> _Task details_
Print every record below exactly as written.

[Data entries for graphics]
* Start *
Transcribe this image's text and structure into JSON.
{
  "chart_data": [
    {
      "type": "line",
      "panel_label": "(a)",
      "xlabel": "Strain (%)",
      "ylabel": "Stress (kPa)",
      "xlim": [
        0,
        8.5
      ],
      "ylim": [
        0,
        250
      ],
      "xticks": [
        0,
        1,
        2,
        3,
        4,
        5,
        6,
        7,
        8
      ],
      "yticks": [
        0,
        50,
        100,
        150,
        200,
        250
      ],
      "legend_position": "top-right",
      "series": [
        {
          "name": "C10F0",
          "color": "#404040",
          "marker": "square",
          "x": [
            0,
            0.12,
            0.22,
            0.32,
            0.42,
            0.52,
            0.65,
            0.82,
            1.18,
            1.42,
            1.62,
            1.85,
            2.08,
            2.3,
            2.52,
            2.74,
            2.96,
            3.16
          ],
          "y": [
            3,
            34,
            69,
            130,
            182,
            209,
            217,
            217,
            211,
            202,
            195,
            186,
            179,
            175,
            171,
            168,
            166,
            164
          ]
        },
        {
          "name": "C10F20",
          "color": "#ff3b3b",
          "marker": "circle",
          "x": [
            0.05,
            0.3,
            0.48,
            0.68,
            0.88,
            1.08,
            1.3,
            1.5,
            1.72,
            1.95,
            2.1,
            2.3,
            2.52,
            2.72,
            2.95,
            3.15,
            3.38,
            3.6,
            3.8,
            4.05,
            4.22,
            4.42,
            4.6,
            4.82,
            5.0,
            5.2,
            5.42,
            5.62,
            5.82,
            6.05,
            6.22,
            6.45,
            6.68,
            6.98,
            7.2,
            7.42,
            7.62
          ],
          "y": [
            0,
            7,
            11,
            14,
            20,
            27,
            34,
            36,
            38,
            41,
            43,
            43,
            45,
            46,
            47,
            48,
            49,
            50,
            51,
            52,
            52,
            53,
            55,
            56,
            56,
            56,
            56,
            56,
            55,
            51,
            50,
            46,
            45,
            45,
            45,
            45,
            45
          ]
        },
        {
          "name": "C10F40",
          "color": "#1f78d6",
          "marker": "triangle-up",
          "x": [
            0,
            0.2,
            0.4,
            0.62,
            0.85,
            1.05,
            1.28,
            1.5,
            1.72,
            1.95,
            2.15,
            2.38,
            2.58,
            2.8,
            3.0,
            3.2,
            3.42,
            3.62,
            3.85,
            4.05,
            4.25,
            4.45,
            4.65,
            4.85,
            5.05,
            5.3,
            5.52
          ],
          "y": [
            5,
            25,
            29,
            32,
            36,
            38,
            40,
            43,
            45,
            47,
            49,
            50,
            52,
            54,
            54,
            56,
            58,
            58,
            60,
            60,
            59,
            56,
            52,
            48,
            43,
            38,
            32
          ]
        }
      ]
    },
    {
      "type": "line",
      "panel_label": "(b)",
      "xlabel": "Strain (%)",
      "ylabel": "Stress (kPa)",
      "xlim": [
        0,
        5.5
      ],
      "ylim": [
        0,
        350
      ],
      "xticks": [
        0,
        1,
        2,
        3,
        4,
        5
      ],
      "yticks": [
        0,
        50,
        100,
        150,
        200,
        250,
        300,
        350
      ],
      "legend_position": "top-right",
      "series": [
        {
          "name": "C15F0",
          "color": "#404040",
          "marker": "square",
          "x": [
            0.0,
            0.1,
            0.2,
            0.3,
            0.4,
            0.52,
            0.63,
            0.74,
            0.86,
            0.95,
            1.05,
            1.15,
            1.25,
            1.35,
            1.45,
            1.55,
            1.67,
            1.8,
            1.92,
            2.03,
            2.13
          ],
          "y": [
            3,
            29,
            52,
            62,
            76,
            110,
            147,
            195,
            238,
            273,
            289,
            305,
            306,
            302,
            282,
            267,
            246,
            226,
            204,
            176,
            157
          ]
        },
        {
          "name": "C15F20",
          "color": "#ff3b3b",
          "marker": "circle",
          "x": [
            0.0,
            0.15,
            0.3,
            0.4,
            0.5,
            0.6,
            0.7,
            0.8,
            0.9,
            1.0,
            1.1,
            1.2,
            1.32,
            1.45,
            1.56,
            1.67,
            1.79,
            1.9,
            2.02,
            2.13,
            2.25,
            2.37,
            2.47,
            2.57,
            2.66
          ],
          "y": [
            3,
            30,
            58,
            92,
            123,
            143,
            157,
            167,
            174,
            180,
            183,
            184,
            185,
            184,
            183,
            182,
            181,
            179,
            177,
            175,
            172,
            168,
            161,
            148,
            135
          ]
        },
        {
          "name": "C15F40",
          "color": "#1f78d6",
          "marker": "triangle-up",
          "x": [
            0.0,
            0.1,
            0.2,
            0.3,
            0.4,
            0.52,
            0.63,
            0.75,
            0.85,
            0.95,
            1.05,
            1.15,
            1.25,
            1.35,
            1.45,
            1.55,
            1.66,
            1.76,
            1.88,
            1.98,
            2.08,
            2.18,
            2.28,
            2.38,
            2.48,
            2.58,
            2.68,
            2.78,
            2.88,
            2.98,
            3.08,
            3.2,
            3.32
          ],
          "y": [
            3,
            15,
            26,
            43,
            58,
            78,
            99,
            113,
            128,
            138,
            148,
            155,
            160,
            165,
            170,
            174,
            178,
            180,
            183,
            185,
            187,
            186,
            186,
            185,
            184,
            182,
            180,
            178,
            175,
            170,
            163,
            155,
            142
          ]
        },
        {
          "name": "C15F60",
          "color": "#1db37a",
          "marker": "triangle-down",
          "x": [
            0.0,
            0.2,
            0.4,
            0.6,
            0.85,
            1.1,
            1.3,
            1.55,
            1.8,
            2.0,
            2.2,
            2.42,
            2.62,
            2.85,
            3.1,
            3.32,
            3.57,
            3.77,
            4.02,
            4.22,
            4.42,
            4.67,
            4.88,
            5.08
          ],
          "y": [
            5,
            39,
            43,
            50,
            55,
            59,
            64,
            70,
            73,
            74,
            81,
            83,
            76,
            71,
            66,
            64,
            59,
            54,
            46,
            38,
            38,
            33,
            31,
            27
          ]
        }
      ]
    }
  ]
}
* End *
> _Final answer_
Transcribe this image's text and structure into JSON.
{
  "chart_data": [
    {
      "type": "line",
      "panel_label": "(a)",
      "xlabel": "Strain (%)",
      "ylabel": "Stress (kPa)",
      "xlim": [
        0,
        8.5
      ],
      "ylim": [
        0,
        250
      ],
      "xticks": [
        0,
        1,
        2,
        3,
        4,
        5,
        6,
        7,
        8
      ],
      "yticks": [
        0,
        50,
        100,
        150,
        200,
        250
      ],
      "legend_position": "top-right",
      "series": [
        {
          "name": "C10F0",
          "color": "#404040",
          "marker": "square",
          "x": [
            0,
            0.12,
            0.22,
            0.32,
            0.42,
            0.52,
            0.65,
            0.82,
            1.18,
            1.42,
            1.62,
            1.85,
            2.08,
            2.3,
            2.52,
            2.74,
            2.96,
            3.16
          ],
          "y": [
            3,
            34,
            69,
            130,
            182,
            209,
            217,
            217,
            211,
            202,
            195,
            186,
            179,
            175,
            171,
            168,
            166,
            164
          ]
        },
        {
          "name": "C10F20",
          "color": "#ff3b3b",
          "marker": "circle",
          "x": [
            0.05,
            0.3,
            0.48,
            0.68,
            0.88,
            1.08,
            1.3,
            1.5,
            1.72,
            1.95,
            2.1,
            2.3,
            2.52,
            2.72,
            2.95,
            3.15,
            3.38,
            3.6,
            3.8,
            4.05,
            4.22,
            4.42,
            4.6,
            4.82,
            5.0,
            5.2,
            5.42,
            5.62,
            5.82,
            6.05,
            6.22,
            6.45,
            6.68,
            6.98,
            7.2,
            7.42,
            7.62
          ],
          "y": [
            0,
            7,
            11,
            14,
            20,
            27,
            34,
            36,
            38,
            41,
            43,
            43,
            45,
            46,
            47,
            48,
            49,
            50,
            51,
            52,
            52,
            53,
            55,
            56,
            56,
            56,
            56,
            56,
            55,
            51,
            50,
            46,
            45,
            45,
            45,
            45,
            45
          ]
        },
        {
          "name": "C10F40",
          "color": "#1f78d6",
          "marker": "triangle-up",
          "x": [
            0,
            0.2,
            0.4,
            0.62,
            0.85,
            1.05,
            1.28,
            1.5,
            1.72,
            1.95,
            2.15,
            2.38,
            2.58,
            2.8,
            3.0,
            3.2,
            3.42,
            3.62,
            3.85,
            4.05,
            4.25,
            4.45,
            4.65,
            4.85,
            5.05,
            5.3,
            5.52
          ],
          "y": [
            5,
            25,
            29,
            32,
            36,
            38,
            40,
            43,
            45,
            47,
            49,
            50,
            52,
            54,
            54,
            56,
            58,
            58,
            60,
            60,
            59,
            56,
            52,
            48,
            43,
            38,
            32
          ]
        }
      ]
    },
    {
      "type": "line",
      "panel_label": "(b)",
      "xlabel": "Strain (%)",
      "ylabel": "Stress (kPa)",
      "xlim": [
        0,
        5.5
      ],
      "ylim": [
        0,
        350
      ],
      "xticks": [
        0,
        1,
        2,
        3,
        4,
        5
      ],
      "yticks": [
        0,
        50,
        100,
        150,
        200,
        250,
        300,
        350
      ],
      "legend_position": "top-right",
      "series": [
        {
          "name": "C15F0",
          "color": "#404040",
          "marker": "square",
          "x": [
            0.0,
            0.1,
            0.2,
            0.3,
            0.4,
            0.52,
            0.63,
            0.74,
            0.86,
            0.95,
            1.05,
            1.15,
            1.25,
            1.35,
            1.45,
            1.55,
            1.67,
            1.8,
            1.92,
            2.03,
            2.13
          ],
          "y": [
            3,
            29,
            52,
            62,
            76,
            110,
            147,
            195,
            238,
            273,
            289,
            305,
            306,
            302,
            282,
            267,
            246,
            226,
            204,
            176,
            157
          ]
        },
        {
          "name": "C15F20",
          "color": "#ff3b3b",
          "marker": "circle",
          "x": [
            0.0,
            0.15,
            0.3,
            0.4,
            0.5,
            0.6,
            0.7,
            0.8,
            0.9,
            1.0,
            1.1,
            1.2,
            1.32,
            1.45,
            1.56,
            1.67,
            1.79,
            1.9,
            2.02,
            2.13,
            2.25,
            2.37,
            2.47,
            2.57,
            2.66
          ],
          "y": [
            3,
            30,
            58,
            92,
            123,
            143,
            157,
            167,
            174,
            180,
            183,
            184,
            185,
            184,
            183,
            182,
            181,
            179,
            177,
            175,
            172,
            168,
            161,
            148,
            135
          ]
        },
        {
          "name": "C15F40",
          "color": "#1f78d6",
          "marker": "triangle-up",
          "x": [
            0.0,
            0.1,
            0.2,
            0.3,
            0.4,
            0.52,
            0.63,
            0.75,
            0.85,
            0.95,
            1.05,
            1.15,
            1.25,
            1.35,
            1.45,
            1.55,
            1.66,
            1.76,
            1.88,
            1.98,
            2.08,
            2.18,
            2.28,
            2.38,
            2.48,
            2.58,
            2.68,
            2.78,
            2.88,
            2.98,
            3.08,
            3.2,
            3.32
          ],
          "y": [
            3,
            15,
            26,
            43,
            58,
            78,
            99,
            113,
            128,
            138,
            148,
            155,
            160,
            165,
            170,
            174,
            178,
            180,
            183,
            185,
            187,
            186,
            186,
            185,
            184,
            182,
            180,
            178,
            175,
            170,
            163,
            155,
            142
          ]
        },
        {
          "name": "C15F60",
          "color": "#1db37a",
          "marker": "triangle-down",
          "x": [
            0.0,
            0.2,
            0.4,
            0.6,
            0.85,
            1.1,
            1.3,
            1.55,
            1.8,
            2.0,
            2.2,
            2.42,
            2.62,
            2.85,
            3.1,
            3.32,
            3.57,
            3.77,
            4.02,
            4.22,
            4.42,
            4.67,
            4.88,
            5.08
          ],
          "y": [
            5,
            39,
            43,
            50,
            55,
            59,
            64,
            70,
            73,
            74,
            81,
            83,
            76,
            71,
            66,
            64,
            59,
            54,
            46,
            38,
            38,
            33,
            31,
            27
          ]
        }
      ]
    }
  ]
}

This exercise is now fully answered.